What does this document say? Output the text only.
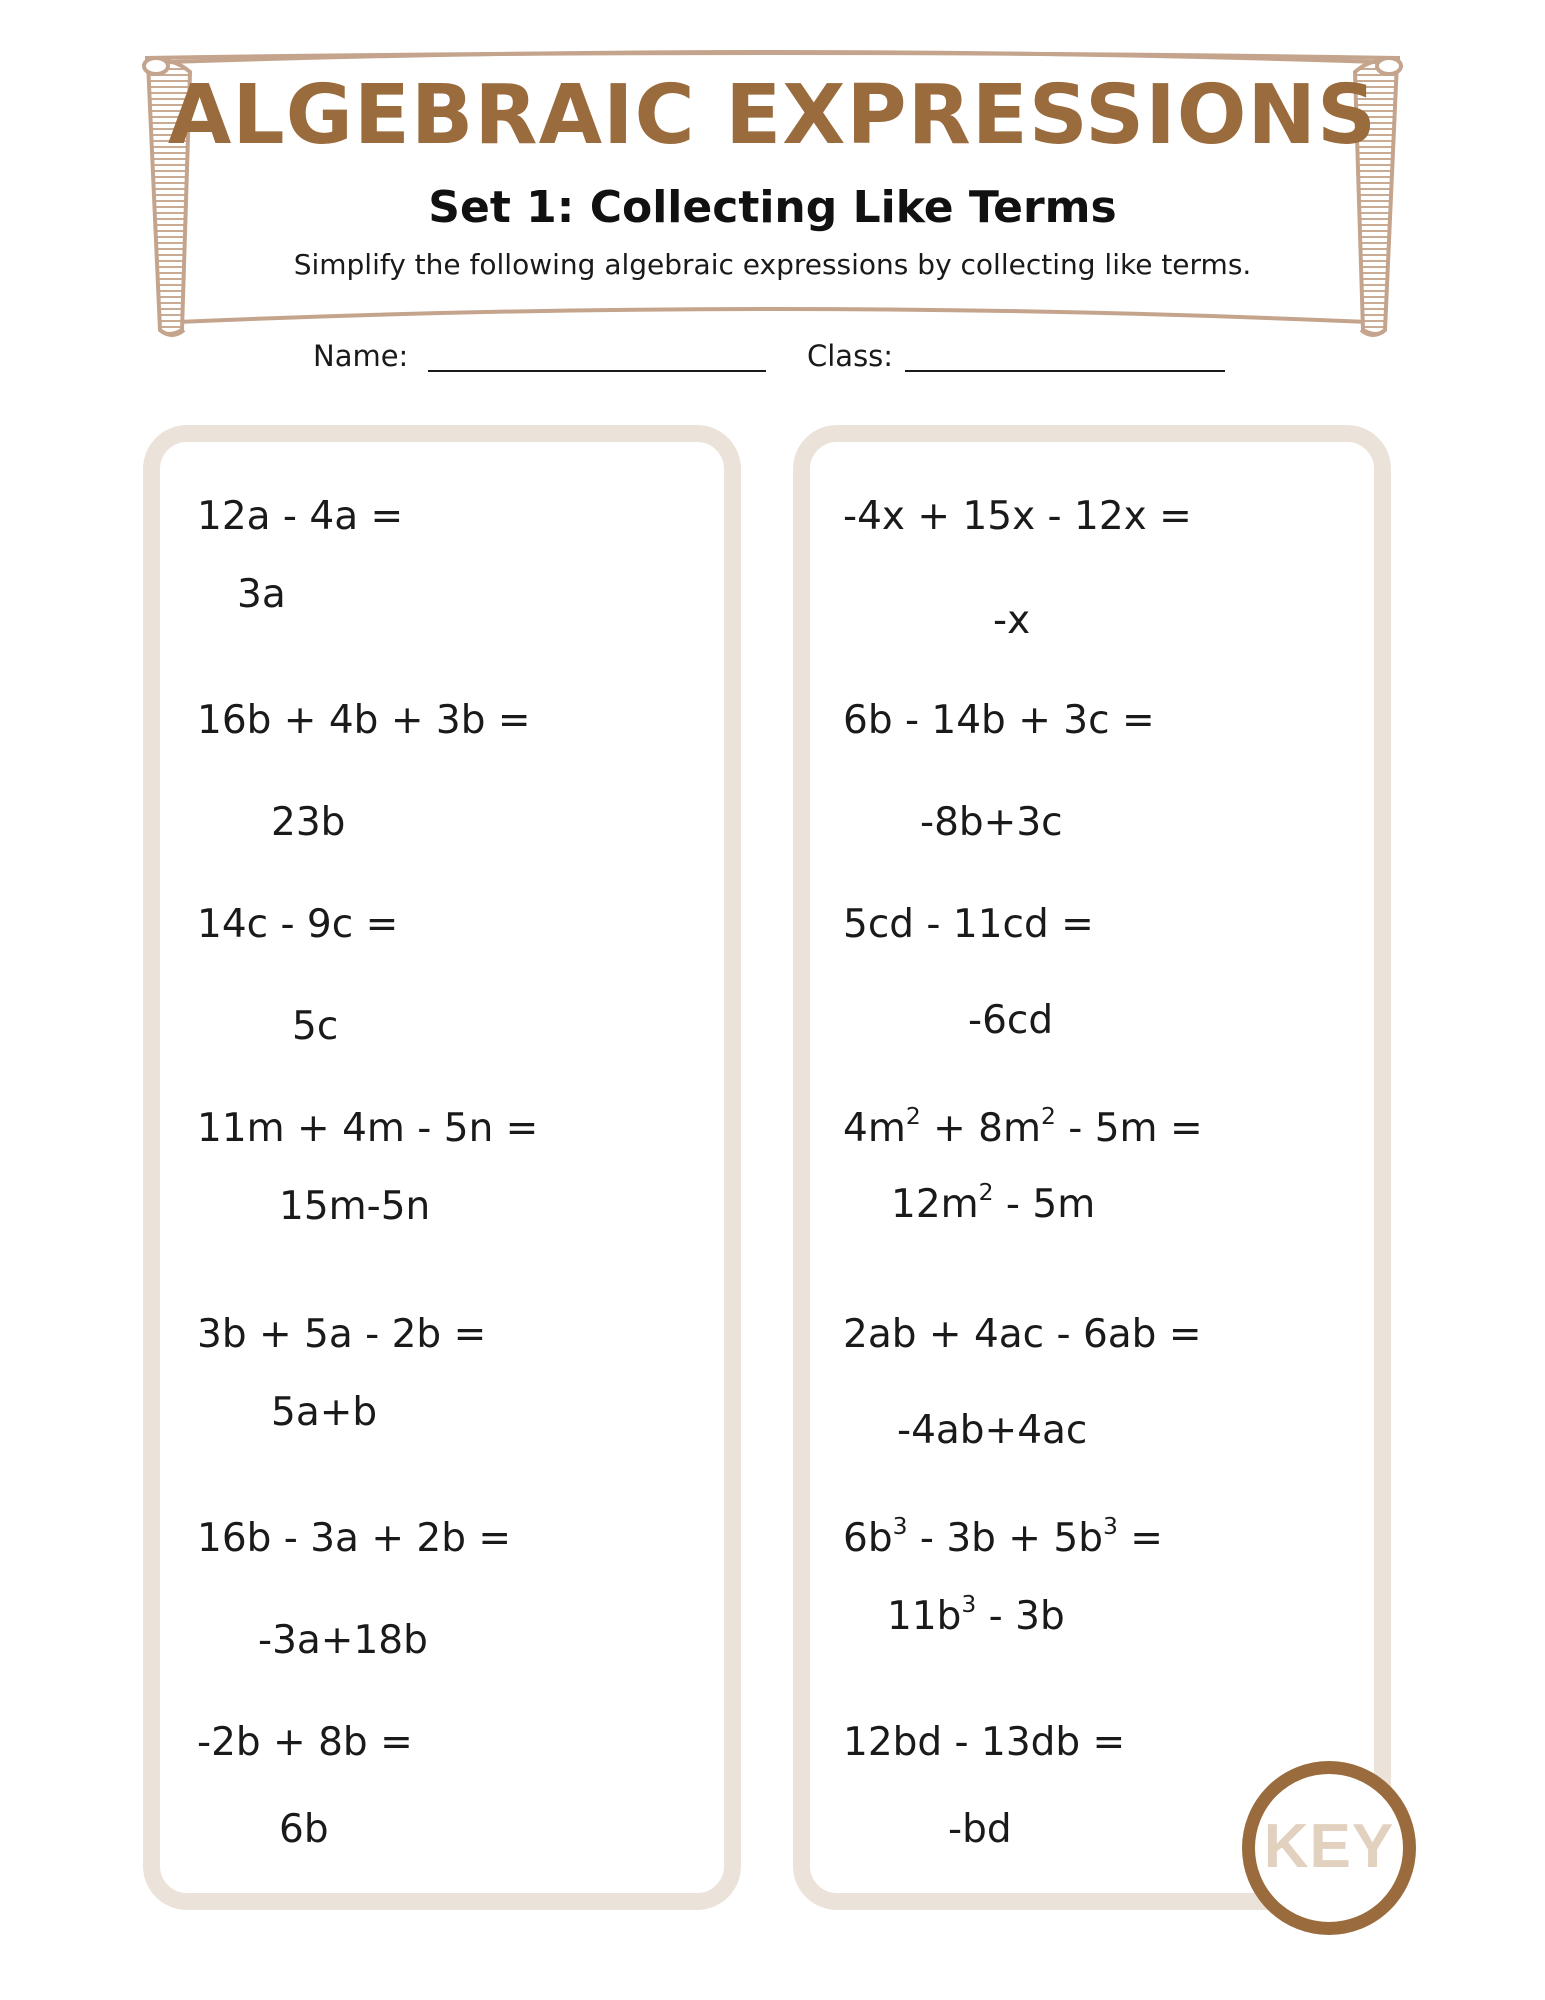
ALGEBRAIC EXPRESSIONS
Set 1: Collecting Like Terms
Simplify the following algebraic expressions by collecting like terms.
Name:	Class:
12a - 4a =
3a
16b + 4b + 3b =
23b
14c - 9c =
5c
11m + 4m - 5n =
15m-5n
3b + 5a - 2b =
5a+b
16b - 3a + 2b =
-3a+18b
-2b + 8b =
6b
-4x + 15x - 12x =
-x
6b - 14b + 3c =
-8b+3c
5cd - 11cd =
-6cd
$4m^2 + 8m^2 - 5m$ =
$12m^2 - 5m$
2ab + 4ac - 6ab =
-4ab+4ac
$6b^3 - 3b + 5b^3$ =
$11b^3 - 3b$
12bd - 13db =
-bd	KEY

---+---

Make an exact copy of the data above, pictures excluded.

What does this document say? Output the text only.
ALGEBRAIC EXPRESSIONS
Set 1: Collecting Like Terms
Simplify the following algebraic expressions by collecting like terms.
Name:	Class:
12a - 4a =
3a
16b + 4b + 3b =
23b
14c - 9c =
5c
11m + 4m - 5n =
15m-5n
3b + 5a - 2b =
5a+b
16b - 3a + 2b =
-3a+18b
-2b + 8b =
6b
-4x + 15x - 12x =
-x
6b - 14b + 3c =
-8b+3c
5cd - 11cd =
-6cd
$4m^2 + 8m^2 - 5m$ =
$12m^2 - 5m$
2ab + 4ac - 6ab =
-4ab+4ac
$6b^3 - 3b + 5b^3$ =
$11b^3 - 3b$
12bd - 13db =
-bd	KEY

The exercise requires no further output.